- WRITTEN EXERCISE
Look through the lines below and extract any with the word "true".
* begin *
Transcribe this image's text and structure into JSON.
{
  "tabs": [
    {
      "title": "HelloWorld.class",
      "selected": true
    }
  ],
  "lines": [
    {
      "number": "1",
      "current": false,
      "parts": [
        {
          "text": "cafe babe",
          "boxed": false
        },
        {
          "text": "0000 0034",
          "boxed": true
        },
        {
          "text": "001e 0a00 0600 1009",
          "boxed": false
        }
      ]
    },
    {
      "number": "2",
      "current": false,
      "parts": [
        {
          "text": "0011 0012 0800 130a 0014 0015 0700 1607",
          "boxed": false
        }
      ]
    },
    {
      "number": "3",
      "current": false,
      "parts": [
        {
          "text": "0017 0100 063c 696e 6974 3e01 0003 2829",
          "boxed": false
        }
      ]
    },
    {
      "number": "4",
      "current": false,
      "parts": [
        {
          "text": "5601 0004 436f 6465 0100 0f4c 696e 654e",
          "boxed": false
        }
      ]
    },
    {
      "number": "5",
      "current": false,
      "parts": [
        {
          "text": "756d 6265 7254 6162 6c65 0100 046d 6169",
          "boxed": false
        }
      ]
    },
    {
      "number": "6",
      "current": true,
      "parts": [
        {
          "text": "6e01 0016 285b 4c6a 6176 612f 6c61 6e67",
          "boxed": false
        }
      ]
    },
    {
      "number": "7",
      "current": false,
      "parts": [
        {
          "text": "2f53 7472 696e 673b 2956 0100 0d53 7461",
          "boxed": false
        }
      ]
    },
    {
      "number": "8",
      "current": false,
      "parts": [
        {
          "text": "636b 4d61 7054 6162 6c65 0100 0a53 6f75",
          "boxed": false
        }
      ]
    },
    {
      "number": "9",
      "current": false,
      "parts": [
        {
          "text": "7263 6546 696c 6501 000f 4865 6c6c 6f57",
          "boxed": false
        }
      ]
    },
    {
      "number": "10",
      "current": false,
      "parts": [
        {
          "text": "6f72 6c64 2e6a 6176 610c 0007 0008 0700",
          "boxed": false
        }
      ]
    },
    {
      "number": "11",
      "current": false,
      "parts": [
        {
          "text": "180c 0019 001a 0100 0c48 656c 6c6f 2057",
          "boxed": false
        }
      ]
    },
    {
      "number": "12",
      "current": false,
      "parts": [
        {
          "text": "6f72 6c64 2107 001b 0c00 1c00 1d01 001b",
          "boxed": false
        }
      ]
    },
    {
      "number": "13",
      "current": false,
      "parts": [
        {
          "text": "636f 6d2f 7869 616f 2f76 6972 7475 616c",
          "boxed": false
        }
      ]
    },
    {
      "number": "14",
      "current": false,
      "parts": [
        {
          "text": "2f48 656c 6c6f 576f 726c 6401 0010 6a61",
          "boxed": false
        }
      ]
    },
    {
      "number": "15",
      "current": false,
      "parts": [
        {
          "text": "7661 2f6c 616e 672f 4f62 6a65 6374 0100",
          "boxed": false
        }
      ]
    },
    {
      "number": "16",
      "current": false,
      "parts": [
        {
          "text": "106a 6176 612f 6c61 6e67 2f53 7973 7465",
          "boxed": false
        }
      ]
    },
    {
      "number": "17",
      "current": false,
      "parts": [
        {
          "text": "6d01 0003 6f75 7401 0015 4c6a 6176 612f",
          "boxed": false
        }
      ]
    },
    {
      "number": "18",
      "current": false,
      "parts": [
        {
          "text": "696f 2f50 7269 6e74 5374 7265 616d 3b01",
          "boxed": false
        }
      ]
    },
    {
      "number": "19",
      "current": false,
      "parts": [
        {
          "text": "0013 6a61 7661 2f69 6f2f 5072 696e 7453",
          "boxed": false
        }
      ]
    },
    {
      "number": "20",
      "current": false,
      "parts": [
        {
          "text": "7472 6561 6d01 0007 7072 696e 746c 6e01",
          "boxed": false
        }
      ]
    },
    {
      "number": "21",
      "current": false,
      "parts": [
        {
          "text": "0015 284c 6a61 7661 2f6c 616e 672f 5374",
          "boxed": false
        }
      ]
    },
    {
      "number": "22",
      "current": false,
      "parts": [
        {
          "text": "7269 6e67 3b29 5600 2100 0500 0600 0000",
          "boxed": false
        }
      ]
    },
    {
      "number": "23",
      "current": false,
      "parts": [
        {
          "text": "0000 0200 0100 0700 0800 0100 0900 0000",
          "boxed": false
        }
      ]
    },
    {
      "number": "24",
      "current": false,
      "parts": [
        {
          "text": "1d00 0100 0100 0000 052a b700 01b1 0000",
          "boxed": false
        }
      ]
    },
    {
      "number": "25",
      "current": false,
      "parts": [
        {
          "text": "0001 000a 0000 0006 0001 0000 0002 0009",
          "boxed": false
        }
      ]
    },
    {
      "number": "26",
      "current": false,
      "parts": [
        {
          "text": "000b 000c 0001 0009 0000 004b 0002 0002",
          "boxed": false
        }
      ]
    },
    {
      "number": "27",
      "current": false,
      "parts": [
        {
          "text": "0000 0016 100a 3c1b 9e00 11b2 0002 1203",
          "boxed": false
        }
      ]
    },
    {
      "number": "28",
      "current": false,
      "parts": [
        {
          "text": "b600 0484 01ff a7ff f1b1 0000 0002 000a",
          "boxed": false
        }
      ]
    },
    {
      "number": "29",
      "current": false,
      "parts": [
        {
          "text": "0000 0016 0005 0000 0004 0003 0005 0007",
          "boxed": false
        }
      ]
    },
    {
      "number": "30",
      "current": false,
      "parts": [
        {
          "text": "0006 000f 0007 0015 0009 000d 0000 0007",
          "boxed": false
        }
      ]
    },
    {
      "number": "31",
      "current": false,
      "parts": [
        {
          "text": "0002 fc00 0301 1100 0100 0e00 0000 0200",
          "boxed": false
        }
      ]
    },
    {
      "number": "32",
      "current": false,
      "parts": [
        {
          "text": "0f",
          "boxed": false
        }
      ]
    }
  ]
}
* end *
- ANSWER
      "selected": true
          "boxed": true
      "current": true,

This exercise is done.